Look through the lines below and extract each one that contains "Viejo".

> **INPUT ROWS**
+ + + + + + +

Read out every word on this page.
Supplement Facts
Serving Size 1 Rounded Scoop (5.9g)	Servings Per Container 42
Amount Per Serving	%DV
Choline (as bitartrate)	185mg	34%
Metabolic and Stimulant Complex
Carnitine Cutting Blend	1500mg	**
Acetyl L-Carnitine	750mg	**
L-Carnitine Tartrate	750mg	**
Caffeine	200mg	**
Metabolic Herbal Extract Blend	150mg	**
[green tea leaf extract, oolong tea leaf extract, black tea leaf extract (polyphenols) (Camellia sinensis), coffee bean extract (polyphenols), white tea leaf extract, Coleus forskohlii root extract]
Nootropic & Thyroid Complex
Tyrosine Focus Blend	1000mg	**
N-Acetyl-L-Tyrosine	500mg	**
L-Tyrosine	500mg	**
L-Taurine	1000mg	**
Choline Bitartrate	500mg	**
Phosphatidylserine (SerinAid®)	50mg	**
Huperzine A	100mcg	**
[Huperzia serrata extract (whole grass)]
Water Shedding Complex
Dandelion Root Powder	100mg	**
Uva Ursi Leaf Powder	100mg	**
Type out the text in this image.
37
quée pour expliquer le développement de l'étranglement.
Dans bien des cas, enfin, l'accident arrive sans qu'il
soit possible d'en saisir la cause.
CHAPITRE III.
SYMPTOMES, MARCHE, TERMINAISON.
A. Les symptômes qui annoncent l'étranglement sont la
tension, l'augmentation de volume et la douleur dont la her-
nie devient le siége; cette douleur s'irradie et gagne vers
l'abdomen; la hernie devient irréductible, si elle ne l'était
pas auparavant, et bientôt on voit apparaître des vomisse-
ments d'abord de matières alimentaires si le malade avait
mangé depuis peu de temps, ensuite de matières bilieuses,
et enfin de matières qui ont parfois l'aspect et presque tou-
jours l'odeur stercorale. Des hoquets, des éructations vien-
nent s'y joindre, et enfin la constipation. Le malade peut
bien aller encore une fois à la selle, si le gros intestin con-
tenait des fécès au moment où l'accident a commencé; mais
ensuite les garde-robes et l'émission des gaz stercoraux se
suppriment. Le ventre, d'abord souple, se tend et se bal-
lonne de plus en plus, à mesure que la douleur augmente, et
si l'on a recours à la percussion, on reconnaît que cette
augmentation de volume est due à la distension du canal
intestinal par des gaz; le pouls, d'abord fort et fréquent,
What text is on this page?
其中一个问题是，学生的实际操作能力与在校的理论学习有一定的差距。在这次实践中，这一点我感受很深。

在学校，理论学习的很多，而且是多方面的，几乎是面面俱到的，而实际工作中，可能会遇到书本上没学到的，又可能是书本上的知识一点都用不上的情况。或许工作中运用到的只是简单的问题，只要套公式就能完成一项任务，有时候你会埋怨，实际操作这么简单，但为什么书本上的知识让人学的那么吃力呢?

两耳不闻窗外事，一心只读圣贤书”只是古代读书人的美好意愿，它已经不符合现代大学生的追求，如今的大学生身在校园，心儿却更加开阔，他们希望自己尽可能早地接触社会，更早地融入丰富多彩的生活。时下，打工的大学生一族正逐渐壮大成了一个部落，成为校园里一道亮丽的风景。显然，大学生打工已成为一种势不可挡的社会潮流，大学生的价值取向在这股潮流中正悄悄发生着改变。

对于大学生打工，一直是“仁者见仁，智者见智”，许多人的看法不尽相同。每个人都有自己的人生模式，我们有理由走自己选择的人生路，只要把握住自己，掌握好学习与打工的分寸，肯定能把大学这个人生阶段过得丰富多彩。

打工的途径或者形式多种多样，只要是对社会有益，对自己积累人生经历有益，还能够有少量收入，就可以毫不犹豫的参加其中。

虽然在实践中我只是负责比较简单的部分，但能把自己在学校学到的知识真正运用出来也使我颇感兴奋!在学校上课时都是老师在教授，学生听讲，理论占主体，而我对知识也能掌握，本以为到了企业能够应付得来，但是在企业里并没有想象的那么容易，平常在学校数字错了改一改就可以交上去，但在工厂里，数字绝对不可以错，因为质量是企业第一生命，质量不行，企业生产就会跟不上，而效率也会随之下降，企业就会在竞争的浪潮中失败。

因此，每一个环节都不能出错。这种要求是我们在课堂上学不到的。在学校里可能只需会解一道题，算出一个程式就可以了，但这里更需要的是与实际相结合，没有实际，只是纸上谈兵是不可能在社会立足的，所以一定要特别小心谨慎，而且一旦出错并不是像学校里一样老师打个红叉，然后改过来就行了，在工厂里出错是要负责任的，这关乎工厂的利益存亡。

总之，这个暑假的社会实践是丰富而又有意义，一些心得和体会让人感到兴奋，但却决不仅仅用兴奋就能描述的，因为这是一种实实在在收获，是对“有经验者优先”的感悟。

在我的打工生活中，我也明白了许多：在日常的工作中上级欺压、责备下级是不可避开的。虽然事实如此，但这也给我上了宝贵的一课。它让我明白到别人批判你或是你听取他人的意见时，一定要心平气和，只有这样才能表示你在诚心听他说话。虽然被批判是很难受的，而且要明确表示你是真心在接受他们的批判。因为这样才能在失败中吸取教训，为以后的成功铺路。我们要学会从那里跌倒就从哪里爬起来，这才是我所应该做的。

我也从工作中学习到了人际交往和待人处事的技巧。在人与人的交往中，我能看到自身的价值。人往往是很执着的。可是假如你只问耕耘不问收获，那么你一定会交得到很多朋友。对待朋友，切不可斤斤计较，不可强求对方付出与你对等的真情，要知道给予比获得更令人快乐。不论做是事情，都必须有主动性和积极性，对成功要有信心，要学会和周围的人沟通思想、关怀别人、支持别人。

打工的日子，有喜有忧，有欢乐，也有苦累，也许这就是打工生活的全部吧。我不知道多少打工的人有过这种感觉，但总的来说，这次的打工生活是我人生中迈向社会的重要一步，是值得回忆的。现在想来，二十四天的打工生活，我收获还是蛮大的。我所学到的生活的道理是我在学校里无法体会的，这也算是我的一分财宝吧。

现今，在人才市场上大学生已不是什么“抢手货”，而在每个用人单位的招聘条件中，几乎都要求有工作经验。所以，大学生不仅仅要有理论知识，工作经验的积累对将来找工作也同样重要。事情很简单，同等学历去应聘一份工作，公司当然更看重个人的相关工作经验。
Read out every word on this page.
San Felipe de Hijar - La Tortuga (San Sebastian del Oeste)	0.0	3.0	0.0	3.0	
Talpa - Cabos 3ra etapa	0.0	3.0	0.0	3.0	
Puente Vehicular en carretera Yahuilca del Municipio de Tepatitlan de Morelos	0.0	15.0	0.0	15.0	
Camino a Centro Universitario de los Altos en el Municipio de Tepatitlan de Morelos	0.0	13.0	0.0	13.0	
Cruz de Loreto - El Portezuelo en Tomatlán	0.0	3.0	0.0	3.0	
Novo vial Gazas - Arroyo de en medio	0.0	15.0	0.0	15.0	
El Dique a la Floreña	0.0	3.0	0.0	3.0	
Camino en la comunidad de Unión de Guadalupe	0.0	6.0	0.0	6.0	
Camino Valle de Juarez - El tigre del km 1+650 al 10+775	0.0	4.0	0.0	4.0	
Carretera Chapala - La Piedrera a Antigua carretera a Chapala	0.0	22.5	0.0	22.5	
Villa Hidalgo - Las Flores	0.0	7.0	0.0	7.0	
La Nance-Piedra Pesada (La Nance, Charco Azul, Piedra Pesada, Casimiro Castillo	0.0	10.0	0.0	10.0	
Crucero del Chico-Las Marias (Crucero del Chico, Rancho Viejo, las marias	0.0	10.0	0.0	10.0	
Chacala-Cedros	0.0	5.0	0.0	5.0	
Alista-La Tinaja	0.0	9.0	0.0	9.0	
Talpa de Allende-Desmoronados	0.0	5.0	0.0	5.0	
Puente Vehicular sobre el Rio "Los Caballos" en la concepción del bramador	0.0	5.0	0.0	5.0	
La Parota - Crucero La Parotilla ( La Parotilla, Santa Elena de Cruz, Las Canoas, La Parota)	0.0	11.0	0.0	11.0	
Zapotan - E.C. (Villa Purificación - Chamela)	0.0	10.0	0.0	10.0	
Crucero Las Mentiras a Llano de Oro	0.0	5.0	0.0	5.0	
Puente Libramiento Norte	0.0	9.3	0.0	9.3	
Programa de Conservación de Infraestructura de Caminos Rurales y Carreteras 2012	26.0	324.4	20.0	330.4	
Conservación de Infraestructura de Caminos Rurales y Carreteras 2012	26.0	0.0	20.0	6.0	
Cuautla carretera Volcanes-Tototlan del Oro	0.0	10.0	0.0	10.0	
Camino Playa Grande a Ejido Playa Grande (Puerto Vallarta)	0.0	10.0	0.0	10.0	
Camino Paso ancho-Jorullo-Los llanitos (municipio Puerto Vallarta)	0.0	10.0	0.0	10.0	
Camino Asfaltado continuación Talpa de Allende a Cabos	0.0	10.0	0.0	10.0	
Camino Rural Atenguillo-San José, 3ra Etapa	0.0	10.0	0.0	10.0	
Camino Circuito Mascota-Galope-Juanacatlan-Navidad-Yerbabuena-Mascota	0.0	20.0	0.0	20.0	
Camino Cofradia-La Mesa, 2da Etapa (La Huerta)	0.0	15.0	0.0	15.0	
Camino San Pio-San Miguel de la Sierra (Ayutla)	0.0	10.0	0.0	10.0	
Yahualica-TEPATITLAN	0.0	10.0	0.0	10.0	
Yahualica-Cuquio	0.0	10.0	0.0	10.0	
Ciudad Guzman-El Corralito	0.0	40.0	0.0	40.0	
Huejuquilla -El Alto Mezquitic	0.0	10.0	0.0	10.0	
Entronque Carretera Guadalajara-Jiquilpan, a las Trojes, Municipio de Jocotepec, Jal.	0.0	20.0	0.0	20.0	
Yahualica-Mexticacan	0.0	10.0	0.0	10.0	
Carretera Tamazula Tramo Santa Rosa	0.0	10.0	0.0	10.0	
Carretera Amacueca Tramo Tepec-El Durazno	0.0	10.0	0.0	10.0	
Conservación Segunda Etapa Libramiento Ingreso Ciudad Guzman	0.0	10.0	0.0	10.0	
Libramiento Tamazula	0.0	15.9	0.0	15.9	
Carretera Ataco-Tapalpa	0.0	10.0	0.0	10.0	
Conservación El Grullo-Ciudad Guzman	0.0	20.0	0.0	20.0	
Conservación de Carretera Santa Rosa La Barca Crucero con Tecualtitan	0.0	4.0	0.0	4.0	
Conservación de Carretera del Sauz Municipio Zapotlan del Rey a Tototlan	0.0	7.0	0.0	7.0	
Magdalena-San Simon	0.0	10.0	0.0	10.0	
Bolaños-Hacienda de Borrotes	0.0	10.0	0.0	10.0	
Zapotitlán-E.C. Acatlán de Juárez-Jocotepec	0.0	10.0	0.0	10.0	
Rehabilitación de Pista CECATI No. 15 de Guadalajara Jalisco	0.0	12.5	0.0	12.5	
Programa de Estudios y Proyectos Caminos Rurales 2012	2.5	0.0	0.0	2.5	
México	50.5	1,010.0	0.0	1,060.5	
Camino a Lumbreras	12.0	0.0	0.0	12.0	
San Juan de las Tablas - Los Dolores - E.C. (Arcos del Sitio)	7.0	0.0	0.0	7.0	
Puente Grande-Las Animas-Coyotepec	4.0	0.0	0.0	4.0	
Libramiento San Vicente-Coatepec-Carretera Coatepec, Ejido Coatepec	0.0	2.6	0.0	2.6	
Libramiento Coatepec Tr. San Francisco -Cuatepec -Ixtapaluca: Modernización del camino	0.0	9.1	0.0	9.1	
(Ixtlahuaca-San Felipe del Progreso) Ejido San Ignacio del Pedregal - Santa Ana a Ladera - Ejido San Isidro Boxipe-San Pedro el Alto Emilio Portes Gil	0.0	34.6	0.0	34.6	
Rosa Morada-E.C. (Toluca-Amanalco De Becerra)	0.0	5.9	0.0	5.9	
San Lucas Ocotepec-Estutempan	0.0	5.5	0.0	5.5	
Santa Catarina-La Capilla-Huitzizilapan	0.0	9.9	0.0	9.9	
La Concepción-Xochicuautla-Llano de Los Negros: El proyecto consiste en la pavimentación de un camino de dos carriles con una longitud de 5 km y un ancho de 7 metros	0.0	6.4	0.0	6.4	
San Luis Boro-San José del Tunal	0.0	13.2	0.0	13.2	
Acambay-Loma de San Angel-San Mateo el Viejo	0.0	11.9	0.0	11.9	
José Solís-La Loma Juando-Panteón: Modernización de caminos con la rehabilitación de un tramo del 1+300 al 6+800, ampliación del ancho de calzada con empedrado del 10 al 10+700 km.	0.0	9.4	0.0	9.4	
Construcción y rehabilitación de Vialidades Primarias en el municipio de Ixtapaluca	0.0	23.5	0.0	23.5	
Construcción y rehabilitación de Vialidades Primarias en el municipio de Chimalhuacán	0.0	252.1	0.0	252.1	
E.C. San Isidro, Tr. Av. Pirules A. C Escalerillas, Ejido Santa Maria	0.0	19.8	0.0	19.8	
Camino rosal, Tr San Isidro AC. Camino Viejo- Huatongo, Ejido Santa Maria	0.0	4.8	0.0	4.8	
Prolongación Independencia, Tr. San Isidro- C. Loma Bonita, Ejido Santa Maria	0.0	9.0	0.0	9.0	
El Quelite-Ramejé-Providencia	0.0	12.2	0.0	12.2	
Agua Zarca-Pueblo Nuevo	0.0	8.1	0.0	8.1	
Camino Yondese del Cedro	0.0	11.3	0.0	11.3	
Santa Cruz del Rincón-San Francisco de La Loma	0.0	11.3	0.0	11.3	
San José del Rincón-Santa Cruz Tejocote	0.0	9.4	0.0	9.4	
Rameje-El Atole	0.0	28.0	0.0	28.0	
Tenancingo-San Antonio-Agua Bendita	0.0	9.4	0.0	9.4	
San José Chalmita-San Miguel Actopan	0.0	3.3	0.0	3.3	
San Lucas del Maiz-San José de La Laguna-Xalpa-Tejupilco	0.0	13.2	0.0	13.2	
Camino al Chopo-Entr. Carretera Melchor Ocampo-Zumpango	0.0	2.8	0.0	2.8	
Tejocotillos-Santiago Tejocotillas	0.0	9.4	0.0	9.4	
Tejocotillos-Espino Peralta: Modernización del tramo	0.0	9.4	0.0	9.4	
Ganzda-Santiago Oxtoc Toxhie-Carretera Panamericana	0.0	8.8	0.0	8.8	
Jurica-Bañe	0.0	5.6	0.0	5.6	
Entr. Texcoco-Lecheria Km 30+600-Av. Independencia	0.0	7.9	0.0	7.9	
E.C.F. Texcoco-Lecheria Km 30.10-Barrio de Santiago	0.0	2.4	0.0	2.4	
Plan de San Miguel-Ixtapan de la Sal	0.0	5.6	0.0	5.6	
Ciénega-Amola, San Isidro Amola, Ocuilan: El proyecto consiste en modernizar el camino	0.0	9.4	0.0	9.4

+ + + + + + +

> **TASK SOLUTION**
Crucero del Chico-Las Marias (Crucero del Chico, Rancho Viejo, las marias	0.0	10.0	0.0	10.0	
Acambay-Loma de San Angel-San Mateo el Viejo	0.0	11.9	0.0	11.9	
Camino rosal, Tr San Isidro AC. Camino Viejo- Huatongo, Ejido Santa Maria	0.0	4.8	0.0	4.8	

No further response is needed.